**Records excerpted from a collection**

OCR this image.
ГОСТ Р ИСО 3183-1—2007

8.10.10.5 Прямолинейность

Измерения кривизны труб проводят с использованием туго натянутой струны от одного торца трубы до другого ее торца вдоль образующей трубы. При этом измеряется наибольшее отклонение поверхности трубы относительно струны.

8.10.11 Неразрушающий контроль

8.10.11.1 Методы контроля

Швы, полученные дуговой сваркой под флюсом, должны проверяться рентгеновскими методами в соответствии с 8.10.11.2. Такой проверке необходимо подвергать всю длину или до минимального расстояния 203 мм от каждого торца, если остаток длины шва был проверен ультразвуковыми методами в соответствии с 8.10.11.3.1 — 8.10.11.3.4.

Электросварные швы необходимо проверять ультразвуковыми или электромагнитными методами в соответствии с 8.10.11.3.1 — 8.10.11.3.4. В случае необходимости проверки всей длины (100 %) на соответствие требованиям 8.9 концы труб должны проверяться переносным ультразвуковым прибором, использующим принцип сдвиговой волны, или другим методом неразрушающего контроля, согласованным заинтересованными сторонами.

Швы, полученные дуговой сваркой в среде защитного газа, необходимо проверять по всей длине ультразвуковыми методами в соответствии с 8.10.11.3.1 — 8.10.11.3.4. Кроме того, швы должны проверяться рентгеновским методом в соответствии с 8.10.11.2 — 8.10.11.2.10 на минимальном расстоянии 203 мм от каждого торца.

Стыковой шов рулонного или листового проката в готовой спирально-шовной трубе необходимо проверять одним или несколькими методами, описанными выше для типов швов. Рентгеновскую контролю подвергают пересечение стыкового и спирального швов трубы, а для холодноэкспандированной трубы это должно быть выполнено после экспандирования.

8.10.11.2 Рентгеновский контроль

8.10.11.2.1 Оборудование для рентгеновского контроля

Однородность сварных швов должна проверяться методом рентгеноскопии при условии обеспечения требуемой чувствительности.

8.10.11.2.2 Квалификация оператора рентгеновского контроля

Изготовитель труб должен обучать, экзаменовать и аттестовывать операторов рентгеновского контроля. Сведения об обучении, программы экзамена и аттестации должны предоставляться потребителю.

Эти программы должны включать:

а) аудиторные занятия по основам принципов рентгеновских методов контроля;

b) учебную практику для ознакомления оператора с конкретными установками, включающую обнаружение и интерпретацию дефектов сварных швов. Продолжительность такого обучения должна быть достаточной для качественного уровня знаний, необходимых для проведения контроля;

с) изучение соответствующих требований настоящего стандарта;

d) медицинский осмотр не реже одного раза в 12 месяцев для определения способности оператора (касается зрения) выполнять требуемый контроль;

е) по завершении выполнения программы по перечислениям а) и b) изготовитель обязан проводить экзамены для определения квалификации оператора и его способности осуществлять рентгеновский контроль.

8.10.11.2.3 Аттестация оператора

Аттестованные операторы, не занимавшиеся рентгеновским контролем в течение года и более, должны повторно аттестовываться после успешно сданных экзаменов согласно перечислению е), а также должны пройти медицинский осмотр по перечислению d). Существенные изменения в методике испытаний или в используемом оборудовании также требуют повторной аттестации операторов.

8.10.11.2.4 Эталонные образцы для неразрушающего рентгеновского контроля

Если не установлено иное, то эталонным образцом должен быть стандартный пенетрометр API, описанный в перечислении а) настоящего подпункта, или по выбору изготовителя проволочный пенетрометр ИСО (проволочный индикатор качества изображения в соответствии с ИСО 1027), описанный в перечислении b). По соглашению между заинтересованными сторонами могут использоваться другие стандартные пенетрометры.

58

**Do this**
Pull out all lines from the entries above in which the word "осмотр" appears.

**Exercise result**
d) медицинский осмотр не реже одного раза в 12 месяцев для определения способности оператора (касается зрения) выполнять требуемый контроль;
Аттестованные операторы, не занимавшиеся рентгеновским контролем в течение года и более, должны повторно аттестовываться после успешно сданных экзаменов согласно перечислению е), а также должны пройти медицинский осмотр по перечислению d). Существенные изменения в методике испытаний или в используемом оборудовании также требуют повторной аттестации операторов.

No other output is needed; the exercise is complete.